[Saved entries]
= = = =

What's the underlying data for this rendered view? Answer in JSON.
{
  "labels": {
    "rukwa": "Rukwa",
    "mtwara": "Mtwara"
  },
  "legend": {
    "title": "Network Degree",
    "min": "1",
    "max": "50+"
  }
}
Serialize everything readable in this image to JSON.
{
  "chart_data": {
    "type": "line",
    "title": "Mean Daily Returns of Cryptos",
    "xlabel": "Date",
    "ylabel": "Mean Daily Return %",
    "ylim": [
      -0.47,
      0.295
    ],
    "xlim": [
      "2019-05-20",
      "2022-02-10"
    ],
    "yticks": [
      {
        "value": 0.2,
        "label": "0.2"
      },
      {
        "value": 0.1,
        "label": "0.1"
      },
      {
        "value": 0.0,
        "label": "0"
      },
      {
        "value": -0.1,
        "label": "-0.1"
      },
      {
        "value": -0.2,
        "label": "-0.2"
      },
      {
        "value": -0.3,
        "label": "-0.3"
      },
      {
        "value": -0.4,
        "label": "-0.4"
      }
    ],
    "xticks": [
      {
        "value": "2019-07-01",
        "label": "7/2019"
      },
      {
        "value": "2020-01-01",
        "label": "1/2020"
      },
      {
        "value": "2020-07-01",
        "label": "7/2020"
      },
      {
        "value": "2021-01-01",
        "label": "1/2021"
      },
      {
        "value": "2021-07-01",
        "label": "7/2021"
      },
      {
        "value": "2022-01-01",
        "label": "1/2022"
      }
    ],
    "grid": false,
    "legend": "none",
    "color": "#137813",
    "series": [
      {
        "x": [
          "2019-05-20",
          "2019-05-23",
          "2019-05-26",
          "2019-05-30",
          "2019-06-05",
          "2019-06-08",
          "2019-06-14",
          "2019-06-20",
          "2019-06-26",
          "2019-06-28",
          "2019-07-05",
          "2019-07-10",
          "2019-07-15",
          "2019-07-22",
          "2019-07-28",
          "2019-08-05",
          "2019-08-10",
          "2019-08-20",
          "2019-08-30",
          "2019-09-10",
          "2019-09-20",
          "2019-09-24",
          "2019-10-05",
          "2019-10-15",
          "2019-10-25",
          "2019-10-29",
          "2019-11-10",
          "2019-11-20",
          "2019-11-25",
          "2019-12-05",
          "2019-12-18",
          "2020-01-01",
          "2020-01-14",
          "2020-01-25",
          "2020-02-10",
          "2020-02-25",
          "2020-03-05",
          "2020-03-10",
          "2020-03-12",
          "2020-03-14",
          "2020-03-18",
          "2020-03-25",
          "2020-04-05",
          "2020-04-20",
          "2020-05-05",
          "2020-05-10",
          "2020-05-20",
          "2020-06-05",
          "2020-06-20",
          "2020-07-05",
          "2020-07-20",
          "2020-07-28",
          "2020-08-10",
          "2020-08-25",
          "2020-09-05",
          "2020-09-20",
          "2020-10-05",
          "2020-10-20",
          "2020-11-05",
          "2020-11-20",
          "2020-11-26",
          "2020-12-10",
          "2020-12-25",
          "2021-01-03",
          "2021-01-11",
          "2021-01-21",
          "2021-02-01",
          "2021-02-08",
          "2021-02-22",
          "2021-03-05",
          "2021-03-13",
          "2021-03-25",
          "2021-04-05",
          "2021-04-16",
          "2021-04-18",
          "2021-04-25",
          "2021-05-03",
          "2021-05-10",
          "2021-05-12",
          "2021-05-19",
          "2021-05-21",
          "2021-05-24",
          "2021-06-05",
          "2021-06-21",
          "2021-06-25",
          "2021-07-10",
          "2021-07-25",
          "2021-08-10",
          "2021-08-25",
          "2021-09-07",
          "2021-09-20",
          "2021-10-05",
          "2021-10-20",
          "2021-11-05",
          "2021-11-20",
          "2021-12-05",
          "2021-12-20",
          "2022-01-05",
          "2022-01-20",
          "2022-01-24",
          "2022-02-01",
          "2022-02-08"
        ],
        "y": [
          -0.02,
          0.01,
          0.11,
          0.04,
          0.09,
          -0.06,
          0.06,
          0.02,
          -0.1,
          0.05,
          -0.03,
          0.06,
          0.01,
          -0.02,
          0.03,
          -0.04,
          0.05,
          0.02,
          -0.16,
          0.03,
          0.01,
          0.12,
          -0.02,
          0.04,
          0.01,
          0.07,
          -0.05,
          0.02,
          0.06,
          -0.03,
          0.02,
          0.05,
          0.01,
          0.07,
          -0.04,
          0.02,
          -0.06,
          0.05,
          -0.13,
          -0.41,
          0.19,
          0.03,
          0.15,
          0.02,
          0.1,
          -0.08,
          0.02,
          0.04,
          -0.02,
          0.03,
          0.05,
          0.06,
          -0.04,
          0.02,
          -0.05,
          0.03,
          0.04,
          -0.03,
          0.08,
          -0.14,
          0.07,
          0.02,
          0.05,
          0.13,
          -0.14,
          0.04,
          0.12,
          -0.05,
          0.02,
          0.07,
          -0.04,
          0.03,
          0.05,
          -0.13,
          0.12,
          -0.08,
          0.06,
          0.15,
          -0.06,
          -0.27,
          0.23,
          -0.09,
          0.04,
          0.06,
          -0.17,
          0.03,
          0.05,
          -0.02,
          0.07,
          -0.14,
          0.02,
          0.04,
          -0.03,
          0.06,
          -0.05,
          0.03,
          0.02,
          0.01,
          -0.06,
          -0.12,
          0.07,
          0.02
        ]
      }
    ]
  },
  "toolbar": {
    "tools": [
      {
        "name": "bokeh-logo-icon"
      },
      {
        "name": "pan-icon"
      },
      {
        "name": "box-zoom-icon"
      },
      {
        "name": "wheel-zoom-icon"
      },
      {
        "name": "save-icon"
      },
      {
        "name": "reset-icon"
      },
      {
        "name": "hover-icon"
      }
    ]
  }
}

= = = =

[Short exercise]
Pick out the lines that include the word "name" and write them out.

[Answer for the task]
        "name": "bokeh-logo-icon"
        "name": "pan-icon"
        "name": "box-zoom-icon"
        "name": "wheel-zoom-icon"
        "name": "save-icon"
        "name": "reset-icon"
        "name": "hover-icon"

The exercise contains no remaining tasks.